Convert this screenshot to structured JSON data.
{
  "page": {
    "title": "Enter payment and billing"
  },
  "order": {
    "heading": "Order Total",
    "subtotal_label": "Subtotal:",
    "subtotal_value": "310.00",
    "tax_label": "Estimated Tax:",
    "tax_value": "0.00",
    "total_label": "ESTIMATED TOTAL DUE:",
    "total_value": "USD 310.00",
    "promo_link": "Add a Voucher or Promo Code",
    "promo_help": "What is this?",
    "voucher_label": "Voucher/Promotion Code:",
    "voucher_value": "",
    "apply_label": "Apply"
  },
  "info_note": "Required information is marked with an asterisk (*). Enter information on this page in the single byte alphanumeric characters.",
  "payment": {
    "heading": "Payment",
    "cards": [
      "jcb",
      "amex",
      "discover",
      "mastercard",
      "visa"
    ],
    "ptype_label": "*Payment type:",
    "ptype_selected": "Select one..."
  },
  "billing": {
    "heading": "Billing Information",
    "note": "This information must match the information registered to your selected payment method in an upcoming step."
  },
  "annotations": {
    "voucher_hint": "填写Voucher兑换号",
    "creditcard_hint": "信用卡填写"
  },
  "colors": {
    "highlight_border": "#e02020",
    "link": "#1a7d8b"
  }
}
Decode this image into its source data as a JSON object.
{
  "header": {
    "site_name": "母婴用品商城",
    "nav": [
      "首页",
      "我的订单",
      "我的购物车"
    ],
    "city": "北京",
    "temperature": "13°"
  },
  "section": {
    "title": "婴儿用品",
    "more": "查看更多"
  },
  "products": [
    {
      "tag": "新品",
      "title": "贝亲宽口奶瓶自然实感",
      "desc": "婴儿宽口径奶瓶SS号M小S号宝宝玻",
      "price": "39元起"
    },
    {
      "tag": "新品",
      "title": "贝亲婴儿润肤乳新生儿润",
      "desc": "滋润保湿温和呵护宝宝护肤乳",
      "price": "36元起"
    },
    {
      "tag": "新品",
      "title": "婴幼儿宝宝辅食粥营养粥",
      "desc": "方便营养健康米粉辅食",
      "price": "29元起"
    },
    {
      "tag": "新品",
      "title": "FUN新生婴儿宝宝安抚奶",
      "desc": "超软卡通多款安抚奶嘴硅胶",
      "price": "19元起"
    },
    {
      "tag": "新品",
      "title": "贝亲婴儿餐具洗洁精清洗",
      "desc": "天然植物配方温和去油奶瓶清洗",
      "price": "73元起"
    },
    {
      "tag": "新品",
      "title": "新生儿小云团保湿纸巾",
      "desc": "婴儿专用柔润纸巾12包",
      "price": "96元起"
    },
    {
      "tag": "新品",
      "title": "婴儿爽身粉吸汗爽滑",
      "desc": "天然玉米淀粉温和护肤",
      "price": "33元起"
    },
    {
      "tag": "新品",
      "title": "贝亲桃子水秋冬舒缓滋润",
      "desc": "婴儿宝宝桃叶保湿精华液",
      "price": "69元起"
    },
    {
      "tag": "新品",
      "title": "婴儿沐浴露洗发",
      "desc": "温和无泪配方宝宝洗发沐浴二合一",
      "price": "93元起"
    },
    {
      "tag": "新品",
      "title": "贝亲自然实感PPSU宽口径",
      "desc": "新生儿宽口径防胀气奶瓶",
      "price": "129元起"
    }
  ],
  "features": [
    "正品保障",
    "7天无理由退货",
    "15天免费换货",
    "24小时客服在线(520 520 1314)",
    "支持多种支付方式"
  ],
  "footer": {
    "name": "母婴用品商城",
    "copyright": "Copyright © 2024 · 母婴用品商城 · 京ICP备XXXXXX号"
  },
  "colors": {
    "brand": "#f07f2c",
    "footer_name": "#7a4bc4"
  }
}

WORK TO BE COMPLETED :: Write the data back out verbatim.

TASK SOLUTION ::
Convert this screenshot to structured JSON data.
{
  "page": {
    "title": "Enter payment and billing"
  },
  "order": {
    "heading": "Order Total",
    "subtotal_label": "Subtotal:",
    "subtotal_value": "310.00",
    "tax_label": "Estimated Tax:",
    "tax_value": "0.00",
    "total_label": "ESTIMATED TOTAL DUE:",
    "total_value": "USD 310.00",
    "promo_link": "Add a Voucher or Promo Code",
    "promo_help": "What is this?",
    "voucher_label": "Voucher/Promotion Code:",
    "voucher_value": "",
    "apply_label": "Apply"
  },
  "info_note": "Required information is marked with an asterisk (*). Enter information on this page in the single byte alphanumeric characters.",
  "payment": {
    "heading": "Payment",
    "cards": [
      "jcb",
      "amex",
      "discover",
      "mastercard",
      "visa"
    ],
    "ptype_label": "*Payment type:",
    "ptype_selected": "Select one..."
  },
  "billing": {
    "heading": "Billing Information",
    "note": "This information must match the information registered to your selected payment method in an upcoming step."
  },
  "annotations": {
    "voucher_hint": "填写Voucher兑换号",
    "creditcard_hint": "信用卡填写"
  },
  "colors": {
    "highlight_border": "#e02020",
    "link": "#1a7d8b"
  }
}
Decode this image into its source data as a JSON object.
{
  "header": {
    "site_name": "母婴用品商城",
    "nav": [
      "首页",
      "我的订单",
      "我的购物车"
    ],
    "city": "北京",
    "temperature": "13°"
  },
  "section": {
    "title": "婴儿用品",
    "more": "查看更多"
  },
  "products": [
    {
      "tag": "新品",
      "title": "贝亲宽口奶瓶自然实感",
      "desc": "婴儿宽口径奶瓶SS号M小S号宝宝玻",
      "price": "39元起"
    },
    {
      "tag": "新品",
      "title": "贝亲婴儿润肤乳新生儿润",
      "desc": "滋润保湿温和呵护宝宝护肤乳",
      "price": "36元起"
    },
    {
      "tag": "新品",
      "title": "婴幼儿宝宝辅食粥营养粥",
      "desc": "方便营养健康米粉辅食",
      "price": "29元起"
    },
    {
      "tag": "新品",
      "title": "FUN新生婴儿宝宝安抚奶",
      "desc": "超软卡通多款安抚奶嘴硅胶",
      "price": "19元起"
    },
    {
      "tag": "新品",
      "title": "贝亲婴儿餐具洗洁精清洗",
      "desc": "天然植物配方温和去油奶瓶清洗",
      "price": "73元起"
    },
    {
      "tag": "新品",
      "title": "新生儿小云团保湿纸巾",
      "desc": "婴儿专用柔润纸巾12包",
      "price": "96元起"
    },
    {
      "tag": "新品",
      "title": "婴儿爽身粉吸汗爽滑",
      "desc": "天然玉米淀粉温和护肤",
      "price": "33元起"
    },
    {
      "tag": "新品",
      "title": "贝亲桃子水秋冬舒缓滋润",
      "desc": "婴儿宝宝桃叶保湿精华液",
      "price": "69元起"
    },
    {
      "tag": "新品",
      "title": "婴儿沐浴露洗发",
      "desc": "温和无泪配方宝宝洗发沐浴二合一",
      "price": "93元起"
    },
    {
      "tag": "新品",
      "title": "贝亲自然实感PPSU宽口径",
      "desc": "新生儿宽口径防胀气奶瓶",
      "price": "129元起"
    }
  ],
  "features": [
    "正品保障",
    "7天无理由退货",
    "15天免费换货",
    "24小时客服在线(520 520 1314)",
    "支持多种支付方式"
  ],
  "footer": {
    "name": "母婴用品商城",
    "copyright": "Copyright © 2024 · 母婴用品商城 · 京ICP备XXXXXX号"
  },
  "colors": {
    "brand": "#f07f2c",
    "footer_name": "#7a4bc4"
  }
}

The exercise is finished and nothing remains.